▶ _Data supplied_:
§
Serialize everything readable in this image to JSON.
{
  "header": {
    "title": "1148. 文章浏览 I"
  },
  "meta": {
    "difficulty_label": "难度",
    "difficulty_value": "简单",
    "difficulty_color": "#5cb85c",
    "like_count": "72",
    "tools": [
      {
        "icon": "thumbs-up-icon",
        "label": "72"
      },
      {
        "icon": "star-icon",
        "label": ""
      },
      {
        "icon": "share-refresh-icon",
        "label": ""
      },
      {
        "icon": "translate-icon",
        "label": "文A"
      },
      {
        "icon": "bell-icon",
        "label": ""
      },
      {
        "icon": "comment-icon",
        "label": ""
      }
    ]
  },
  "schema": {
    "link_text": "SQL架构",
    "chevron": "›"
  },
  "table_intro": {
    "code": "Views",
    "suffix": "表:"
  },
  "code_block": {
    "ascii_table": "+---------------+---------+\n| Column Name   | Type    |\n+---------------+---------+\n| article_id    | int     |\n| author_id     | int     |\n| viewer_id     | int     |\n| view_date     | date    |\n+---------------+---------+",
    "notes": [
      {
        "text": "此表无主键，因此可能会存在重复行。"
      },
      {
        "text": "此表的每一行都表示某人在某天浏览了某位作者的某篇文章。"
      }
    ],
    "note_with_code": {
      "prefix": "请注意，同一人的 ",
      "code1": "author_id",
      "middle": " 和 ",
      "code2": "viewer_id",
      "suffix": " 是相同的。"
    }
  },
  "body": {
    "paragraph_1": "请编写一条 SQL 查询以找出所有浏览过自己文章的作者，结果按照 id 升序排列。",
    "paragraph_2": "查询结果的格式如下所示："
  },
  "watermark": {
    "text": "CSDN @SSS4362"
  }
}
§
▶ _What you should do_: Would you restate each of the entries word for word?

▶ _The solution_:
Serialize everything readable in this image to JSON.
{
  "header": {
    "title": "1148. 文章浏览 I"
  },
  "meta": {
    "difficulty_label": "难度",
    "difficulty_value": "简单",
    "difficulty_color": "#5cb85c",
    "like_count": "72",
    "tools": [
      {
        "icon": "thumbs-up-icon",
        "label": "72"
      },
      {
        "icon": "star-icon",
        "label": ""
      },
      {
        "icon": "share-refresh-icon",
        "label": ""
      },
      {
        "icon": "translate-icon",
        "label": "文A"
      },
      {
        "icon": "bell-icon",
        "label": ""
      },
      {
        "icon": "comment-icon",
        "label": ""
      }
    ]
  },
  "schema": {
    "link_text": "SQL架构",
    "chevron": "›"
  },
  "table_intro": {
    "code": "Views",
    "suffix": "表:"
  },
  "code_block": {
    "ascii_table": "+---------------+---------+\n| Column Name   | Type    |\n+---------------+---------+\n| article_id    | int     |\n| author_id     | int     |\n| viewer_id     | int     |\n| view_date     | date    |\n+---------------+---------+",
    "notes": [
      {
        "text": "此表无主键，因此可能会存在重复行。"
      },
      {
        "text": "此表的每一行都表示某人在某天浏览了某位作者的某篇文章。"
      }
    ],
    "note_with_code": {
      "prefix": "请注意，同一人的 ",
      "code1": "author_id",
      "middle": " 和 ",
      "code2": "viewer_id",
      "suffix": " 是相同的。"
    }
  },
  "body": {
    "paragraph_1": "请编写一条 SQL 查询以找出所有浏览过自己文章的作者，结果按照 id 升序排列。",
    "paragraph_2": "查询结果的格式如下所示："
  },
  "watermark": {
    "text": "CSDN @SSS4362"
  }
}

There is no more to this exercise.